◆ Exercise task
Determine the number of lines containing the word "Date". Reply with it and nothing else.

◆ Dataset content
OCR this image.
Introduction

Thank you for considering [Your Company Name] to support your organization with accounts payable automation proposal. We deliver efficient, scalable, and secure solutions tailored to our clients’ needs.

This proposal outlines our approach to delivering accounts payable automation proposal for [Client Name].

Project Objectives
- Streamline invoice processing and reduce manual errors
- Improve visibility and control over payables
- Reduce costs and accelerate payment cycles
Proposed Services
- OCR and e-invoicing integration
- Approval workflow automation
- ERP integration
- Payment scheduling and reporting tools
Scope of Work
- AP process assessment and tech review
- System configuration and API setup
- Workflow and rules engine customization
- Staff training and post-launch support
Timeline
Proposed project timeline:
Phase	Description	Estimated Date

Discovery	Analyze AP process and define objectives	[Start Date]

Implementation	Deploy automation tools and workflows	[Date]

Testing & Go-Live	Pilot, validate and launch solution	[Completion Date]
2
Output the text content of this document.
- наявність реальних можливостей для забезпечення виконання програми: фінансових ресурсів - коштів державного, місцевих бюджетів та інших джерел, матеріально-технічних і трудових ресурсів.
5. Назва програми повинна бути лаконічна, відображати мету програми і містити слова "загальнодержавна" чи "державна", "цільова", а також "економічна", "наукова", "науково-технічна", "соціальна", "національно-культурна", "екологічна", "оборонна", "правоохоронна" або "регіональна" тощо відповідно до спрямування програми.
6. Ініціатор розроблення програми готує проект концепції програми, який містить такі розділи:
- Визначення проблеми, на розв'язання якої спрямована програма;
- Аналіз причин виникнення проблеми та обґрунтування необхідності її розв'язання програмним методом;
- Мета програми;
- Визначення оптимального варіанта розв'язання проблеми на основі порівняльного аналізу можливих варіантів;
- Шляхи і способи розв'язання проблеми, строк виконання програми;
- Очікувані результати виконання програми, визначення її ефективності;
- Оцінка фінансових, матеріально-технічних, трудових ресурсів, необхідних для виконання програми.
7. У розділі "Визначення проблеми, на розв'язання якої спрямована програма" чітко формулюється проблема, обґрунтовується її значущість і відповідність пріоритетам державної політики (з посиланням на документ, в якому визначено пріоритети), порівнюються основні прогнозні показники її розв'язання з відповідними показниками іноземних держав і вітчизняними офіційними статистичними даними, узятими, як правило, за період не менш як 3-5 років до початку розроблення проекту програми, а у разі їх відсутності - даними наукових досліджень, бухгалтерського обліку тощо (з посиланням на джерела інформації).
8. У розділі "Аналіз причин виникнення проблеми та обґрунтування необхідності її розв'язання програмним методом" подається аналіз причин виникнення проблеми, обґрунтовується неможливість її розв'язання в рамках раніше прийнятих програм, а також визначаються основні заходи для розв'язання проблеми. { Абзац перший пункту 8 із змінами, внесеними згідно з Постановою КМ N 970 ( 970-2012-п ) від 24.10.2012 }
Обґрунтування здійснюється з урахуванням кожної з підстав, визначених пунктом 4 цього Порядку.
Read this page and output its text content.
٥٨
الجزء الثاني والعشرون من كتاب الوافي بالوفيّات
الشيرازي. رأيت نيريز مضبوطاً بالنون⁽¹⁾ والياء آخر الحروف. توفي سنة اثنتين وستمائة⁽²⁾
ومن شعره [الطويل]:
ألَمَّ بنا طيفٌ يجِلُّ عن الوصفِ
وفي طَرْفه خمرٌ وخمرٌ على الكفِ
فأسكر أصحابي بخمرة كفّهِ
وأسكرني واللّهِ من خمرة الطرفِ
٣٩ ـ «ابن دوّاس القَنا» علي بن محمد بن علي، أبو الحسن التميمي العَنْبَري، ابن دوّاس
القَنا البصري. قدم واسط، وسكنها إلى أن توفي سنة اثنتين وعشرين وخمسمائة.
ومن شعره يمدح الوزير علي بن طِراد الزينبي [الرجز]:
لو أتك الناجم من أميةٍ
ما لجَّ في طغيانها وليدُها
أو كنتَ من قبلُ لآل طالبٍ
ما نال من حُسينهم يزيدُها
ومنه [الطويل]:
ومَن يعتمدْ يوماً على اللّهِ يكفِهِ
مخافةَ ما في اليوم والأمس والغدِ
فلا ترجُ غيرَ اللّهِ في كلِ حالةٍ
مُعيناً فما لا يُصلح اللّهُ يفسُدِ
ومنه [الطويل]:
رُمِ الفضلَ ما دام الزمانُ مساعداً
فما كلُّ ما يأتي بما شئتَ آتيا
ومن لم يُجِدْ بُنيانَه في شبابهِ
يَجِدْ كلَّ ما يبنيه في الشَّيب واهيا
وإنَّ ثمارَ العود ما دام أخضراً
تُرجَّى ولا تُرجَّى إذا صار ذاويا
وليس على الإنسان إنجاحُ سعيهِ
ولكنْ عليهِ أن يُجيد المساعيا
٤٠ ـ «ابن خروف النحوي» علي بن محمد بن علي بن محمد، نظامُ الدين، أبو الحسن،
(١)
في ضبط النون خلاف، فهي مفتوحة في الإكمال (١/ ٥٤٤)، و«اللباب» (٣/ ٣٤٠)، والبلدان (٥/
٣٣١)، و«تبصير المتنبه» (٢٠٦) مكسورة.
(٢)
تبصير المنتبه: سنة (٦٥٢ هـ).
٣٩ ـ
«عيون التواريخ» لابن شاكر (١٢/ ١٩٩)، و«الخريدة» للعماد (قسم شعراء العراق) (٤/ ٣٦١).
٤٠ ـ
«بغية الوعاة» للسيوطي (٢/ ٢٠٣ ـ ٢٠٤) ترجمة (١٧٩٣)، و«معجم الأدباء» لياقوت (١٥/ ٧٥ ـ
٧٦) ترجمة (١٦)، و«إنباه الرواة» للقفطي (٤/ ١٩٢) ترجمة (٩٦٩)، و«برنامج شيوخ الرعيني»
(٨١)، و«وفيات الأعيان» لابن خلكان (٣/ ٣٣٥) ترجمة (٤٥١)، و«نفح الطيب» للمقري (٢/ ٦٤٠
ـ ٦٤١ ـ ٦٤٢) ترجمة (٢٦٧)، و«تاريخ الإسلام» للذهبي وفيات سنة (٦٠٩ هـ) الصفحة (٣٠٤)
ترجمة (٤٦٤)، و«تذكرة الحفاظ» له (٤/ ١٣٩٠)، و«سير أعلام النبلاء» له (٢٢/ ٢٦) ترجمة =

◆ The completed task
4